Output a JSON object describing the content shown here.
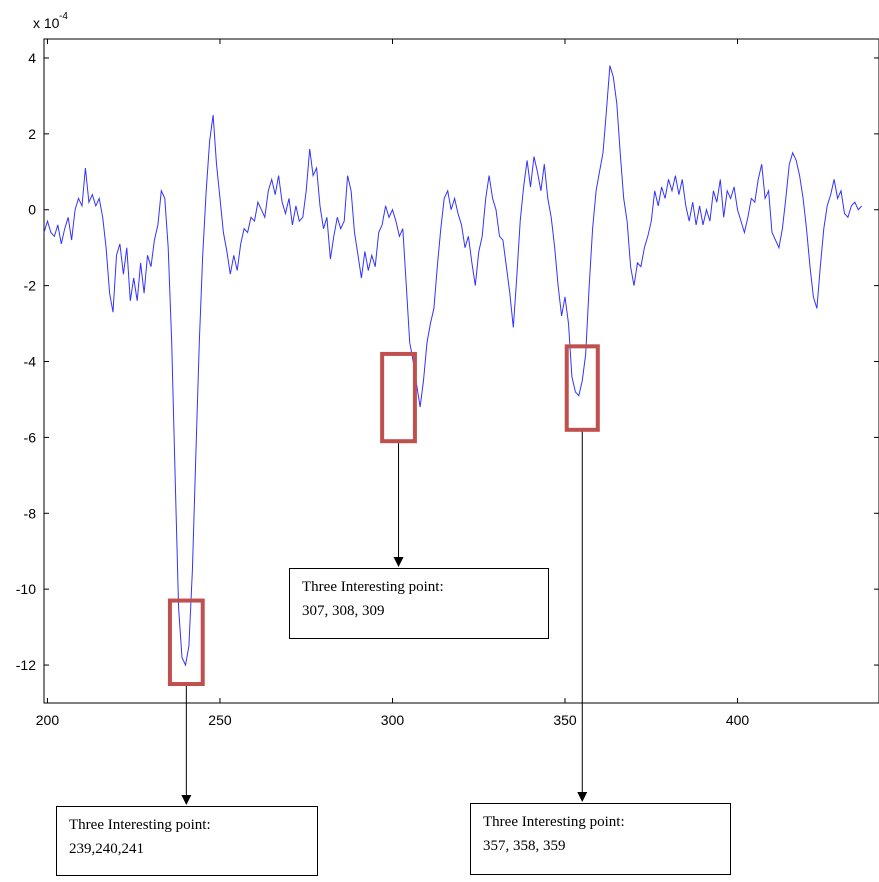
{
  "chart_data": {
    "type": "line",
    "title": "",
    "xlabel": "",
    "ylabel": "",
    "y_exponent_label": {
      "base": "x 10",
      "exp": "-4"
    },
    "xlim": [
      199,
      441
    ],
    "ylim": [
      -13,
      4.5
    ],
    "xticks": [
      200,
      250,
      300,
      350,
      400
    ],
    "yticks": [
      4,
      2,
      0,
      -2,
      -4,
      -6,
      -8,
      -10,
      -12
    ],
    "grid": false,
    "line_color": "#3333ff",
    "highlight_color": "#c0504d",
    "series": [
      {
        "values": [
          [
            199,
            -0.6
          ],
          [
            200,
            -0.3
          ],
          [
            201,
            -0.6
          ],
          [
            202,
            -0.7
          ],
          [
            203,
            -0.4
          ],
          [
            204,
            -0.9
          ],
          [
            205,
            -0.5
          ],
          [
            206,
            -0.2
          ],
          [
            207,
            -0.8
          ],
          [
            208,
            0.0
          ],
          [
            209,
            0.3
          ],
          [
            210,
            0.1
          ],
          [
            211,
            1.1
          ],
          [
            212,
            0.2
          ],
          [
            213,
            0.4
          ],
          [
            214,
            0.1
          ],
          [
            215,
            0.3
          ],
          [
            216,
            -0.2
          ],
          [
            217,
            -1.0
          ],
          [
            218,
            -2.2
          ],
          [
            219,
            -2.7
          ],
          [
            220,
            -1.2
          ],
          [
            221,
            -0.9
          ],
          [
            222,
            -1.7
          ],
          [
            223,
            -1.0
          ],
          [
            224,
            -2.4
          ],
          [
            225,
            -1.8
          ],
          [
            226,
            -2.4
          ],
          [
            227,
            -1.4
          ],
          [
            228,
            -2.2
          ],
          [
            229,
            -1.2
          ],
          [
            230,
            -1.5
          ],
          [
            231,
            -0.8
          ],
          [
            232,
            -0.4
          ],
          [
            233,
            0.5
          ],
          [
            234,
            0.3
          ],
          [
            235,
            -1.0
          ],
          [
            236,
            -3.5
          ],
          [
            237,
            -7.0
          ],
          [
            238,
            -10.5
          ],
          [
            239,
            -11.8
          ],
          [
            240,
            -12.0
          ],
          [
            241,
            -11.5
          ],
          [
            242,
            -9.5
          ],
          [
            243,
            -6.5
          ],
          [
            244,
            -3.5
          ],
          [
            245,
            -1.2
          ],
          [
            246,
            0.5
          ],
          [
            247,
            1.8
          ],
          [
            248,
            2.5
          ],
          [
            249,
            1.2
          ],
          [
            250,
            0.3
          ],
          [
            251,
            -0.6
          ],
          [
            252,
            -1.1
          ],
          [
            253,
            -1.7
          ],
          [
            254,
            -1.2
          ],
          [
            255,
            -1.6
          ],
          [
            256,
            -0.9
          ],
          [
            257,
            -0.5
          ],
          [
            258,
            -0.6
          ],
          [
            259,
            -0.2
          ],
          [
            260,
            -0.3
          ],
          [
            261,
            0.2
          ],
          [
            262,
            0.0
          ],
          [
            263,
            -0.2
          ],
          [
            264,
            0.5
          ],
          [
            265,
            0.8
          ],
          [
            266,
            0.4
          ],
          [
            267,
            0.9
          ],
          [
            268,
            0.2
          ],
          [
            269,
            -0.1
          ],
          [
            270,
            0.3
          ],
          [
            271,
            -0.4
          ],
          [
            272,
            0.1
          ],
          [
            273,
            -0.3
          ],
          [
            274,
            -0.2
          ],
          [
            275,
            0.5
          ],
          [
            276,
            1.6
          ],
          [
            277,
            0.9
          ],
          [
            278,
            1.1
          ],
          [
            279,
            0.1
          ],
          [
            280,
            -0.5
          ],
          [
            281,
            -0.2
          ],
          [
            282,
            -1.3
          ],
          [
            283,
            -0.7
          ],
          [
            284,
            -0.2
          ],
          [
            285,
            -0.5
          ],
          [
            286,
            -0.3
          ],
          [
            287,
            0.9
          ],
          [
            288,
            0.5
          ],
          [
            289,
            -0.6
          ],
          [
            290,
            -1.2
          ],
          [
            291,
            -1.8
          ],
          [
            292,
            -1.1
          ],
          [
            293,
            -1.6
          ],
          [
            294,
            -1.2
          ],
          [
            295,
            -1.5
          ],
          [
            296,
            -0.6
          ],
          [
            297,
            -0.4
          ],
          [
            298,
            0.1
          ],
          [
            299,
            -0.2
          ],
          [
            300,
            0.0
          ],
          [
            301,
            -0.3
          ],
          [
            302,
            -0.7
          ],
          [
            303,
            -0.5
          ],
          [
            304,
            -2.0
          ],
          [
            305,
            -3.5
          ],
          [
            306,
            -4.0
          ],
          [
            307,
            -4.6
          ],
          [
            308,
            -5.2
          ],
          [
            309,
            -4.5
          ],
          [
            310,
            -3.5
          ],
          [
            311,
            -3.0
          ],
          [
            312,
            -2.6
          ],
          [
            313,
            -1.5
          ],
          [
            314,
            -0.5
          ],
          [
            315,
            0.3
          ],
          [
            316,
            0.5
          ],
          [
            317,
            0.0
          ],
          [
            318,
            0.3
          ],
          [
            319,
            -0.1
          ],
          [
            320,
            -0.4
          ],
          [
            321,
            -1.0
          ],
          [
            322,
            -0.7
          ],
          [
            323,
            -1.4
          ],
          [
            324,
            -2.0
          ],
          [
            325,
            -1.1
          ],
          [
            326,
            -0.7
          ],
          [
            327,
            0.3
          ],
          [
            328,
            0.9
          ],
          [
            329,
            0.3
          ],
          [
            330,
            0.0
          ],
          [
            331,
            -0.7
          ],
          [
            332,
            -0.8
          ],
          [
            333,
            -1.5
          ],
          [
            334,
            -2.2
          ],
          [
            335,
            -3.1
          ],
          [
            336,
            -1.8
          ],
          [
            337,
            -0.3
          ],
          [
            338,
            0.6
          ],
          [
            339,
            1.3
          ],
          [
            340,
            0.6
          ],
          [
            341,
            1.4
          ],
          [
            342,
            1.0
          ],
          [
            343,
            0.5
          ],
          [
            344,
            1.2
          ],
          [
            345,
            0.3
          ],
          [
            346,
            -0.2
          ],
          [
            347,
            -1.0
          ],
          [
            348,
            -2.0
          ],
          [
            349,
            -2.8
          ],
          [
            350,
            -2.3
          ],
          [
            351,
            -3.0
          ],
          [
            352,
            -4.4
          ],
          [
            353,
            -4.8
          ],
          [
            354,
            -4.9
          ],
          [
            355,
            -4.5
          ],
          [
            356,
            -3.8
          ],
          [
            357,
            -2.0
          ],
          [
            358,
            -0.5
          ],
          [
            359,
            0.5
          ],
          [
            360,
            1.0
          ],
          [
            361,
            1.5
          ],
          [
            362,
            2.6
          ],
          [
            363,
            3.8
          ],
          [
            364,
            3.5
          ],
          [
            365,
            2.8
          ],
          [
            366,
            1.5
          ],
          [
            367,
            0.3
          ],
          [
            368,
            -0.3
          ],
          [
            369,
            -1.5
          ],
          [
            370,
            -2.0
          ],
          [
            371,
            -1.4
          ],
          [
            372,
            -1.5
          ],
          [
            373,
            -1.0
          ],
          [
            374,
            -0.7
          ],
          [
            375,
            -0.3
          ],
          [
            376,
            0.5
          ],
          [
            377,
            0.1
          ],
          [
            378,
            0.6
          ],
          [
            379,
            0.3
          ],
          [
            380,
            0.8
          ],
          [
            381,
            0.5
          ],
          [
            382,
            0.9
          ],
          [
            383,
            0.4
          ],
          [
            384,
            0.8
          ],
          [
            385,
            0.1
          ],
          [
            386,
            -0.3
          ],
          [
            387,
            0.2
          ],
          [
            388,
            -0.4
          ],
          [
            389,
            0.1
          ],
          [
            390,
            -0.4
          ],
          [
            391,
            0.0
          ],
          [
            392,
            -0.3
          ],
          [
            393,
            0.5
          ],
          [
            394,
            0.2
          ],
          [
            395,
            0.8
          ],
          [
            396,
            -0.2
          ],
          [
            397,
            0.5
          ],
          [
            398,
            0.3
          ],
          [
            399,
            0.6
          ],
          [
            400,
            0.0
          ],
          [
            401,
            -0.3
          ],
          [
            402,
            -0.6
          ],
          [
            403,
            -0.2
          ],
          [
            404,
            0.3
          ],
          [
            405,
            0.2
          ],
          [
            406,
            0.8
          ],
          [
            407,
            1.2
          ],
          [
            408,
            0.3
          ],
          [
            409,
            0.5
          ],
          [
            410,
            -0.6
          ],
          [
            411,
            -0.8
          ],
          [
            412,
            -1.0
          ],
          [
            413,
            -0.5
          ],
          [
            414,
            0.3
          ],
          [
            415,
            1.2
          ],
          [
            416,
            1.5
          ],
          [
            417,
            1.3
          ],
          [
            418,
            0.9
          ],
          [
            419,
            0.3
          ],
          [
            420,
            -0.5
          ],
          [
            421,
            -1.5
          ],
          [
            422,
            -2.3
          ],
          [
            423,
            -2.6
          ],
          [
            424,
            -1.5
          ],
          [
            425,
            -0.5
          ],
          [
            426,
            0.1
          ],
          [
            427,
            0.4
          ],
          [
            428,
            0.8
          ],
          [
            429,
            0.3
          ],
          [
            430,
            0.5
          ],
          [
            431,
            -0.1
          ],
          [
            432,
            -0.2
          ],
          [
            433,
            0.1
          ],
          [
            434,
            0.2
          ],
          [
            435,
            0.0
          ],
          [
            436,
            0.1
          ]
        ]
      }
    ],
    "highlight_regions": [
      {
        "x_range": [
          235.5,
          245
        ],
        "y_range": [
          -10.3,
          -12.5
        ]
      },
      {
        "x_range": [
          297,
          306.5
        ],
        "y_range": [
          -3.8,
          -6.1
        ]
      },
      {
        "x_range": [
          350.5,
          359.5
        ],
        "y_range": [
          -3.6,
          -5.8
        ]
      }
    ]
  },
  "annotations": [
    {
      "line1": "Three Interesting point:",
      "line2": "239,240,241"
    },
    {
      "line1": "Three Interesting point:",
      "line2": "307, 308, 309"
    },
    {
      "line1": "Three Interesting point:",
      "line2": "357, 358, 359"
    }
  ]
}
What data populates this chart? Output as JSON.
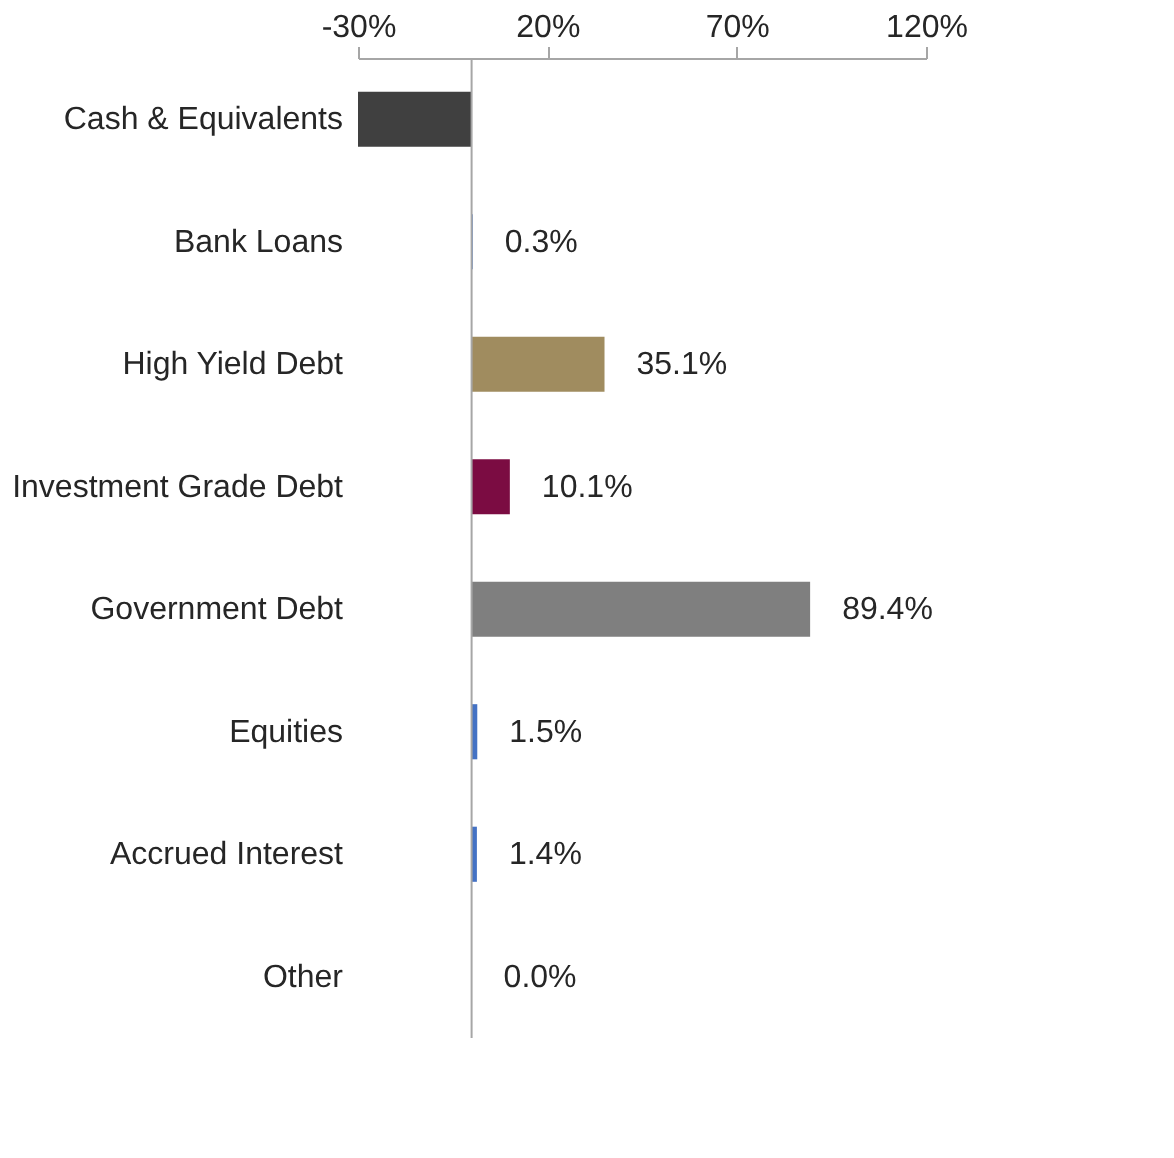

++++++

### TASK STATEMENT
Take each line containing the string "Output" and copy it out.

### WORKED SOLUTION
Output a JSON object describing the content shown here.
What data populates this chart? Output as JSON.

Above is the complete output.